**Do this:** Your answer should be a single number: the count of lines that hold the word "SRMTID".

**Input rows:**
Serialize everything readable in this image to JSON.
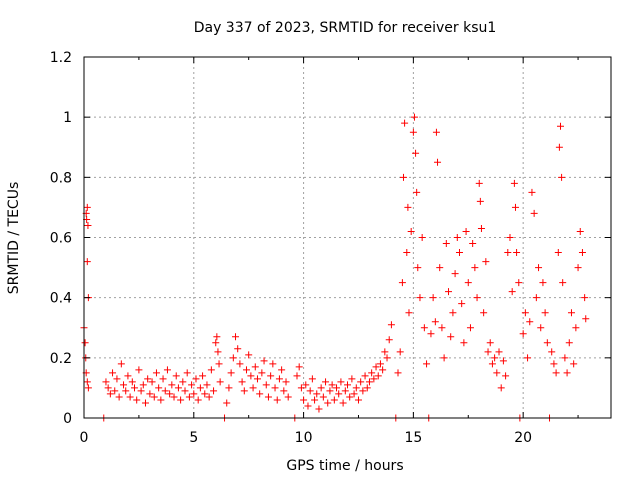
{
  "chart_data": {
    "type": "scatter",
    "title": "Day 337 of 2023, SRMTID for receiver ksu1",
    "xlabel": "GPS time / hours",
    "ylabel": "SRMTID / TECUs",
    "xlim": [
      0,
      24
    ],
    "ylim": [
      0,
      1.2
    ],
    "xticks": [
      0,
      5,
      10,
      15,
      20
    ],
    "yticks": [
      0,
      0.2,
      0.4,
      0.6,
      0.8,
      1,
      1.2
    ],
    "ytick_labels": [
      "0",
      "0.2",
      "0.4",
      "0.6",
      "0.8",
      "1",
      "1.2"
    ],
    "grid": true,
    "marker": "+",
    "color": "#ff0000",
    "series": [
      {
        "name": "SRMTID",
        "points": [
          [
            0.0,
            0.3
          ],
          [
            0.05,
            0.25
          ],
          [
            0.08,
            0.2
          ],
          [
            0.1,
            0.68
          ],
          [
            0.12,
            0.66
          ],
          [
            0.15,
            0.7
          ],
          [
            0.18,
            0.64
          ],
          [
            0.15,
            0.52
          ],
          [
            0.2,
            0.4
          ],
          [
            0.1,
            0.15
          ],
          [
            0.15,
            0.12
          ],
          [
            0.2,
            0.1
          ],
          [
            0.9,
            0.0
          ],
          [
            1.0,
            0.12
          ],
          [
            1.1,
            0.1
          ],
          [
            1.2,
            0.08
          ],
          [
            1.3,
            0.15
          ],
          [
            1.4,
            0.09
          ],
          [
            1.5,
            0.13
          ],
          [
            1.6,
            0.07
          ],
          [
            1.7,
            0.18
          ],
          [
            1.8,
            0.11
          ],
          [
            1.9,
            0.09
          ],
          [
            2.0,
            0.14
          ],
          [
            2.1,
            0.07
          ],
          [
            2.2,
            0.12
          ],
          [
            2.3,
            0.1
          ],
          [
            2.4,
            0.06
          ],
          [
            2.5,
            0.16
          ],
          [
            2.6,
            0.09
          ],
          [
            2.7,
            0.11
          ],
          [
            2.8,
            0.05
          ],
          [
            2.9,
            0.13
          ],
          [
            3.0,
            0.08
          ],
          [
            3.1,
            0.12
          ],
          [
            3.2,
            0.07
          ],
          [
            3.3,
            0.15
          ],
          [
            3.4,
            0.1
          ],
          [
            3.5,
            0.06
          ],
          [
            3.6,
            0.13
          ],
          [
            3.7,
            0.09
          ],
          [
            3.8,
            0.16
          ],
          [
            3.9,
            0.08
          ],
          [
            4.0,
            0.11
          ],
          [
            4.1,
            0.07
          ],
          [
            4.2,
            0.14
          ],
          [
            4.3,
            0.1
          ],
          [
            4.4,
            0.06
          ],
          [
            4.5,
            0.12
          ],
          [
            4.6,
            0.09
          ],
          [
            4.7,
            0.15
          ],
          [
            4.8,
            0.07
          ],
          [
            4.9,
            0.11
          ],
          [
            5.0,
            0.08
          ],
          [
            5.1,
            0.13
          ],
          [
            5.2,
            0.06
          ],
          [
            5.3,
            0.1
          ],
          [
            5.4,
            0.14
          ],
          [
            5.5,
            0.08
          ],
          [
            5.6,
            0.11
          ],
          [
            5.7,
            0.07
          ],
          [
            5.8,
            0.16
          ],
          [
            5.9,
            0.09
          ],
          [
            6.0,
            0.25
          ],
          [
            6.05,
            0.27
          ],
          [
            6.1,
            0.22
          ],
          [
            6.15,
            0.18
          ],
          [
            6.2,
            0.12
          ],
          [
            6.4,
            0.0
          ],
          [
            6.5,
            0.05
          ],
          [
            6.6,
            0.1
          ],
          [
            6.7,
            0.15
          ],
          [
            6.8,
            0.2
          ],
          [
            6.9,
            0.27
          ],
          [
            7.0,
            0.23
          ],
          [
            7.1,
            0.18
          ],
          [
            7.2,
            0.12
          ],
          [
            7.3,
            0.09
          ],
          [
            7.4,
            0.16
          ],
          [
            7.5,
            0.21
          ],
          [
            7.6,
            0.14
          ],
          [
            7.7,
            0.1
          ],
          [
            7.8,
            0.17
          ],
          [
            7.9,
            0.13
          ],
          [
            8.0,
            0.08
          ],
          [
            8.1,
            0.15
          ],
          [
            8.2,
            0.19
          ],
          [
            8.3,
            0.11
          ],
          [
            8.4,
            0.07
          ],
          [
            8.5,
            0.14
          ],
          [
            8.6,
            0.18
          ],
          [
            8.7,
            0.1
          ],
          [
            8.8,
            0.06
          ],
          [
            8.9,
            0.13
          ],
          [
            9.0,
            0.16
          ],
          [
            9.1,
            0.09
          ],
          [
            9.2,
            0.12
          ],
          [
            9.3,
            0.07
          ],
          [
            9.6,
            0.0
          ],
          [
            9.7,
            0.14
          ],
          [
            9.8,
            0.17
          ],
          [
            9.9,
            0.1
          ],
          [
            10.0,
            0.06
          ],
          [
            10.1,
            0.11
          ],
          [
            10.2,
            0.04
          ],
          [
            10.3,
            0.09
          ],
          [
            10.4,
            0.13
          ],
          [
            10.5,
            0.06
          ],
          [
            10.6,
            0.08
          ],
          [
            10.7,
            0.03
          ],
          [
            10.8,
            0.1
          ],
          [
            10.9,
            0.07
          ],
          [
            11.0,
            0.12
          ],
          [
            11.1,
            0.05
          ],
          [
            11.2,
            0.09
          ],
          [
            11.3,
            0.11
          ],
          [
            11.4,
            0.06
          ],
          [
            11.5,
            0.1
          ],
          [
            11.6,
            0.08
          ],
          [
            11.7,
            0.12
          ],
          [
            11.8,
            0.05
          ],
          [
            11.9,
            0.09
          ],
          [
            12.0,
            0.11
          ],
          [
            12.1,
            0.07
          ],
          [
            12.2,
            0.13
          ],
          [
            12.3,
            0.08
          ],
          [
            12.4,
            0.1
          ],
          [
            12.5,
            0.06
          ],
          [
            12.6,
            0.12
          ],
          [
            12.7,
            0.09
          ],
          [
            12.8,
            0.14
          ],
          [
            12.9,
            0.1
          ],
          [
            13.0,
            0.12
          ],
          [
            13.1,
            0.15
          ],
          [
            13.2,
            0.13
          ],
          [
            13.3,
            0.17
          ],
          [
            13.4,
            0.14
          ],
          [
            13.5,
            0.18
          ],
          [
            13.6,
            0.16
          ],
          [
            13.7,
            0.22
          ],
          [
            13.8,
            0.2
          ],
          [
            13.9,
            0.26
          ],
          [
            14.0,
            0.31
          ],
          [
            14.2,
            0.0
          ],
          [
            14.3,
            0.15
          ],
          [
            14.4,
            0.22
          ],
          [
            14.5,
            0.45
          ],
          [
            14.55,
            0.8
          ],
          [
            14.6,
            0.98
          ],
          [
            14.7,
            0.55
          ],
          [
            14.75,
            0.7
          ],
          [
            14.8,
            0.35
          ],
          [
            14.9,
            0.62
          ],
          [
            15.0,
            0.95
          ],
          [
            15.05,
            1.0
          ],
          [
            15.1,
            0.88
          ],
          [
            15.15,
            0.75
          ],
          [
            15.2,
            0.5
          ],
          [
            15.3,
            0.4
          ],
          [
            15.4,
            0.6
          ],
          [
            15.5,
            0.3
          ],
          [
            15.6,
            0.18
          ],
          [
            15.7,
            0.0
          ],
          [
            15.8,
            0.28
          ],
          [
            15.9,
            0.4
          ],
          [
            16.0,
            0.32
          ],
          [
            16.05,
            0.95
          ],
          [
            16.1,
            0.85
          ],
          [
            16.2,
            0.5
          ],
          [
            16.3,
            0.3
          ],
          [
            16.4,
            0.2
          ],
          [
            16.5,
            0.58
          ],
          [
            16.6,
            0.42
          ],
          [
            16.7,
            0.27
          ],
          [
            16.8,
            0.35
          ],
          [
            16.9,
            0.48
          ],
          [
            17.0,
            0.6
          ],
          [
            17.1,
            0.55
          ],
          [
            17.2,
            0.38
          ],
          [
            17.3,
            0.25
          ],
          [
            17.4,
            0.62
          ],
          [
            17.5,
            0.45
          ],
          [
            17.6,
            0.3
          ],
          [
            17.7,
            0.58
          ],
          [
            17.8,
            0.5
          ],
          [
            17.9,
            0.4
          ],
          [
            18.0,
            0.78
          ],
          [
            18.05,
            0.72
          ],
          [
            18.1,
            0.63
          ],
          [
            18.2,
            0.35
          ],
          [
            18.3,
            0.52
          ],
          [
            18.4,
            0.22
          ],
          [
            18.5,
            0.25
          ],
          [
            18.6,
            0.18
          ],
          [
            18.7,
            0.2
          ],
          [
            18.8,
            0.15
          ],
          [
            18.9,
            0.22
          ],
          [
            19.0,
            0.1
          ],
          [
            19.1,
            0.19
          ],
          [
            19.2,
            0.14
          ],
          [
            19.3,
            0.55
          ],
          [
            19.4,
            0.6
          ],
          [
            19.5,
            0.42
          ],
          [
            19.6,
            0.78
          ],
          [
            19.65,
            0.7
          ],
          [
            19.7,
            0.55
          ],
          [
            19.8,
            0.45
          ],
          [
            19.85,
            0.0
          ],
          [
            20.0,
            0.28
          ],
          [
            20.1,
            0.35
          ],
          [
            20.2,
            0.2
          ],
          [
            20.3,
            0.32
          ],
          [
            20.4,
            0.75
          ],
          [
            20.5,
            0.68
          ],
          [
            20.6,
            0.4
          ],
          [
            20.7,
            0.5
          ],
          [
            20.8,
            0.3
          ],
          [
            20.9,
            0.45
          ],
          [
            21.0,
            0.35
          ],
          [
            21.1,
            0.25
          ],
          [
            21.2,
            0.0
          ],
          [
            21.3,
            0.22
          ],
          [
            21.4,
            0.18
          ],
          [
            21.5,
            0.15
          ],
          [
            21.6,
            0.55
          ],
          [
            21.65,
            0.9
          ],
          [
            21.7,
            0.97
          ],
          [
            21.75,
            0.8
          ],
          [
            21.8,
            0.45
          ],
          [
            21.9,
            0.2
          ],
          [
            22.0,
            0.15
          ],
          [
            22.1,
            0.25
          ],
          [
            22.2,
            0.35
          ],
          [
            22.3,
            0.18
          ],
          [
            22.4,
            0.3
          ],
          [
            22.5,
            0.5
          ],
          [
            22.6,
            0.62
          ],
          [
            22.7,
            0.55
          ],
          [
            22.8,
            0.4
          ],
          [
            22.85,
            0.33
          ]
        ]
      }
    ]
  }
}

**Result of the exercise:** 3